Stored records
━━━━━━━━
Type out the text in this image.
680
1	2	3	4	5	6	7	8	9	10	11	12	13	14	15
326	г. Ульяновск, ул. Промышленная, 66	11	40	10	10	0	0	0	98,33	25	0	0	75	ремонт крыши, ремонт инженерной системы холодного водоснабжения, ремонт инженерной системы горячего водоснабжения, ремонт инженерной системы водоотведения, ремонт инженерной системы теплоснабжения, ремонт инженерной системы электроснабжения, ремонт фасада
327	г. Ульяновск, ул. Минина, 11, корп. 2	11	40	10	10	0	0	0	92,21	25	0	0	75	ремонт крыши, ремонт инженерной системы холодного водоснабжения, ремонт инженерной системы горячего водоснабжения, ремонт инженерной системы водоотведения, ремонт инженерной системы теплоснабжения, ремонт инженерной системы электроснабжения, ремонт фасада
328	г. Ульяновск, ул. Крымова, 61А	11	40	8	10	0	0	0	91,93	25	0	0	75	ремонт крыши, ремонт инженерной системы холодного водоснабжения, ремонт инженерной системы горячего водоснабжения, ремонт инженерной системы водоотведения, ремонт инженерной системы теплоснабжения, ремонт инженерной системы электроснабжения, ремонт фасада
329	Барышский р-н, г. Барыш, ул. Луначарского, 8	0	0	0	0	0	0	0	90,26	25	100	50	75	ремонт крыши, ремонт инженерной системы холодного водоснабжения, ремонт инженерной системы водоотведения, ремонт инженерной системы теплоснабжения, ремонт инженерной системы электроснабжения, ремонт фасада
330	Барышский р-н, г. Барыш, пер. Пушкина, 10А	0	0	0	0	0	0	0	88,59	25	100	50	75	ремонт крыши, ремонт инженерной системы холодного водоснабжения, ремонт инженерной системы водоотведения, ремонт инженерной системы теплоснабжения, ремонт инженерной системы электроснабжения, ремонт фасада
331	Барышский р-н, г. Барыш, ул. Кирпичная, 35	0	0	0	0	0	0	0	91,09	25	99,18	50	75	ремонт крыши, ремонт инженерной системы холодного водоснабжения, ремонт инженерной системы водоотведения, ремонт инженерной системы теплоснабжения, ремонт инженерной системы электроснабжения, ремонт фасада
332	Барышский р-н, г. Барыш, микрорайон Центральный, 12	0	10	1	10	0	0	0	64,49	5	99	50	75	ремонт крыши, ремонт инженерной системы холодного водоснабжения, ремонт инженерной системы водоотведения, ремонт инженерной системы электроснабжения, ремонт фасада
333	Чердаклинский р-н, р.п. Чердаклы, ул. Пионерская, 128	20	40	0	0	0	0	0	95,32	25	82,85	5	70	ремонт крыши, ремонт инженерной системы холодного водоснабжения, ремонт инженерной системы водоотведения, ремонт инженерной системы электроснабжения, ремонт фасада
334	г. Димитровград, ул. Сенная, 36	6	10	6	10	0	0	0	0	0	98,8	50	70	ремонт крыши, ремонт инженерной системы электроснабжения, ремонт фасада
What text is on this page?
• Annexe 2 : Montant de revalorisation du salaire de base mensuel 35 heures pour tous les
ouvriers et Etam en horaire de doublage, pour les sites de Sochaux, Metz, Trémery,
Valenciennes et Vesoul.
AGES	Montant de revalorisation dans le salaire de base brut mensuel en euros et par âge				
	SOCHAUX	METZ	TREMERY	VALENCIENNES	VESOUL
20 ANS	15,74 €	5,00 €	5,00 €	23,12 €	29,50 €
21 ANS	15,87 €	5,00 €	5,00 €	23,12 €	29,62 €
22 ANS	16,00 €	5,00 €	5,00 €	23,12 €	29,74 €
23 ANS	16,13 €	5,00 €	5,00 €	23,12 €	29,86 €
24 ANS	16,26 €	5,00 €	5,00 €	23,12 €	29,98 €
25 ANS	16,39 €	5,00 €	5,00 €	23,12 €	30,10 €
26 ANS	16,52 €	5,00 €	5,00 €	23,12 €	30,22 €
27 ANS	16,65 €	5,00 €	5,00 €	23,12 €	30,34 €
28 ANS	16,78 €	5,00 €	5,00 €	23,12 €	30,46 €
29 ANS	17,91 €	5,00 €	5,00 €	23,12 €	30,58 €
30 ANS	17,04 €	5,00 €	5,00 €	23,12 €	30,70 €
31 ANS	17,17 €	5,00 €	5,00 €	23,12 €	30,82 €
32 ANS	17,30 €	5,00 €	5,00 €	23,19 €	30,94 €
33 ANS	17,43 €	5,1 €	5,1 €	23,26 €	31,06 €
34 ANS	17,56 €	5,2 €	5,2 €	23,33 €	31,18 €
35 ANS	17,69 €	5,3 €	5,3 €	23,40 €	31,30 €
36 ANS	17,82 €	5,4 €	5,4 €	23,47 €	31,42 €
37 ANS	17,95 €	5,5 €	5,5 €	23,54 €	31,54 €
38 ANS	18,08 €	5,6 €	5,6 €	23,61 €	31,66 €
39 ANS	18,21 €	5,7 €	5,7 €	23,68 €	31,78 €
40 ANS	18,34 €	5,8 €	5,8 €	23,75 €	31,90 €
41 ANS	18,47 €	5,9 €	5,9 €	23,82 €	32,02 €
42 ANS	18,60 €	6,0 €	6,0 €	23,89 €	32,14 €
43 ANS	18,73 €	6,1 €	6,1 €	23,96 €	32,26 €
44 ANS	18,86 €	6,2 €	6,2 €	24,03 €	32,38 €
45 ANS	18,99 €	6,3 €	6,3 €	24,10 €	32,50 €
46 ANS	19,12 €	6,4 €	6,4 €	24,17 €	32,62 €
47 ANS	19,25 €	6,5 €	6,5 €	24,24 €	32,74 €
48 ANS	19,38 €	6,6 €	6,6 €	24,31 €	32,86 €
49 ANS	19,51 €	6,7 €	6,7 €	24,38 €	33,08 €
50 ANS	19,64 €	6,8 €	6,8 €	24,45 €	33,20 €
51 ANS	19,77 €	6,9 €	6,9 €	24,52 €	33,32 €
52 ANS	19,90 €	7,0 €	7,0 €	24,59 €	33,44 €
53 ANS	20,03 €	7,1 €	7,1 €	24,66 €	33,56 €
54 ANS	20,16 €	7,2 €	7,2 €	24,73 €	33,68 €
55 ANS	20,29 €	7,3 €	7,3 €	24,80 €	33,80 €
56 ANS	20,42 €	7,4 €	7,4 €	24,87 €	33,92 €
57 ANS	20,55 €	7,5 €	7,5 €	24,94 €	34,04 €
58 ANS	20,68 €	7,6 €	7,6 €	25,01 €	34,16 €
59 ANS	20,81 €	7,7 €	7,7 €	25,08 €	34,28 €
━━━━━━━━
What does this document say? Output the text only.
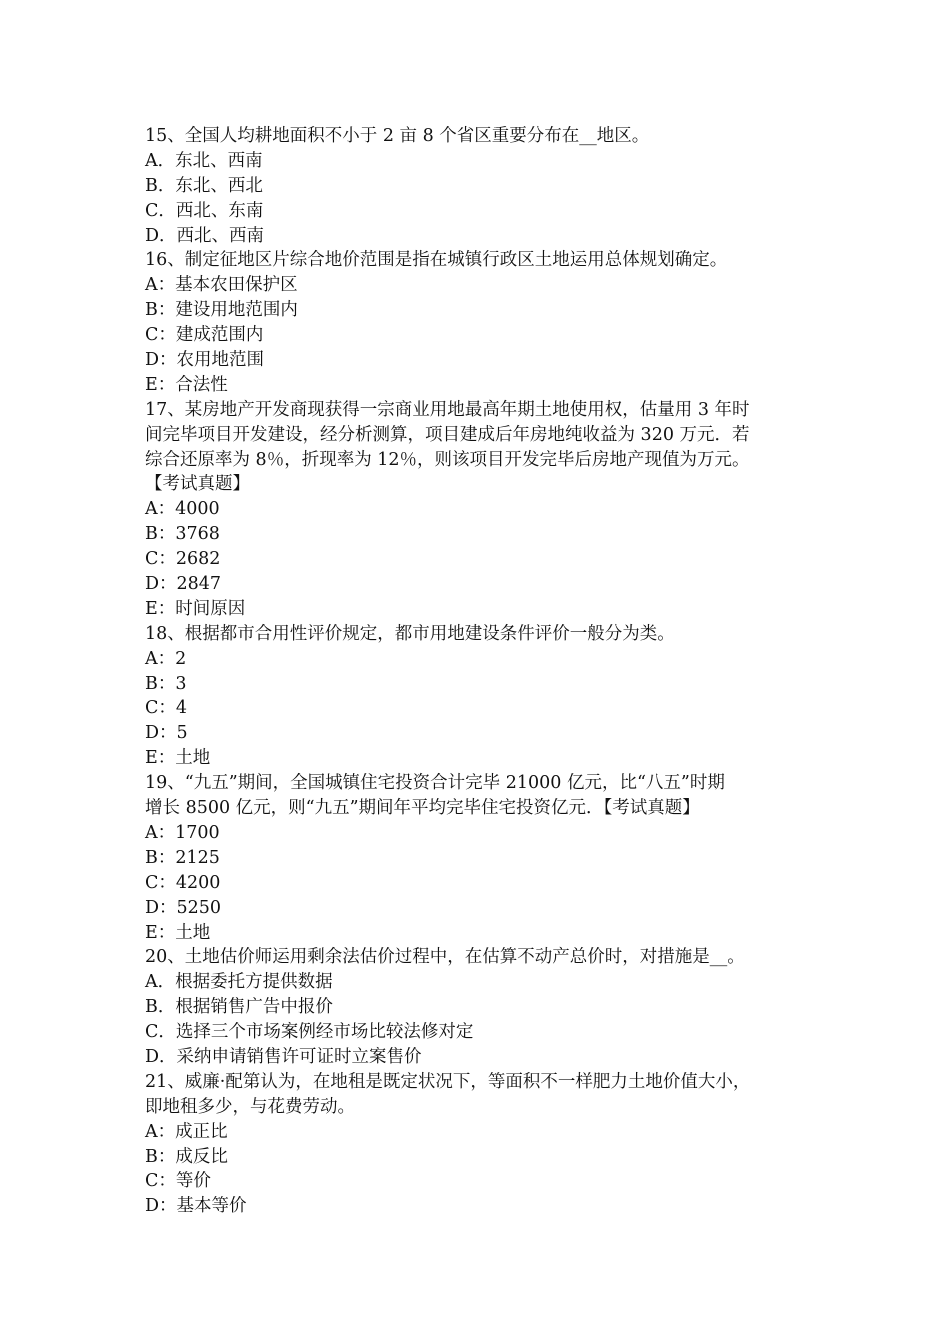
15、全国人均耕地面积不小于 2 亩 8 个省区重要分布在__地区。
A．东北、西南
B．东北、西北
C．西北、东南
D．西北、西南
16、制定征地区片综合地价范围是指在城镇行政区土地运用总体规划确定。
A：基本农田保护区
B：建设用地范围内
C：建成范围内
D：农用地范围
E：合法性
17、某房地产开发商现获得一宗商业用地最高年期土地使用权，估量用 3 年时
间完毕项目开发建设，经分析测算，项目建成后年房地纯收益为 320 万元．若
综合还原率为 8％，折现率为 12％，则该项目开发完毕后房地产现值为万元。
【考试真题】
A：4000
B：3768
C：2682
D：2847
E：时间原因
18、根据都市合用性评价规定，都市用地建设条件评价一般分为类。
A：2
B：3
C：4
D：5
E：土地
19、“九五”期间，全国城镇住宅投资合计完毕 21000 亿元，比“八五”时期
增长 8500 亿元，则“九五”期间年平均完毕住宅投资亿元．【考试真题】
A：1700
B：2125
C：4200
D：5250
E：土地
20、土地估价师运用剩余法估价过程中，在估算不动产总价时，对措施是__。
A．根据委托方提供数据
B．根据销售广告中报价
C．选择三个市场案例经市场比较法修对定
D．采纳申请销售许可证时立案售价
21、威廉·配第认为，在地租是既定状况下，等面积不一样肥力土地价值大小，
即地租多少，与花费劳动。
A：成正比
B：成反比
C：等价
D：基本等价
━━━━━━━━
REQUIREMENT. Collect, from the material above, every line containing the word "text".

RESPONSE TO THIS TASK.
Type out the text in this image.
What text is on this page?
What does this document say? Output the text only.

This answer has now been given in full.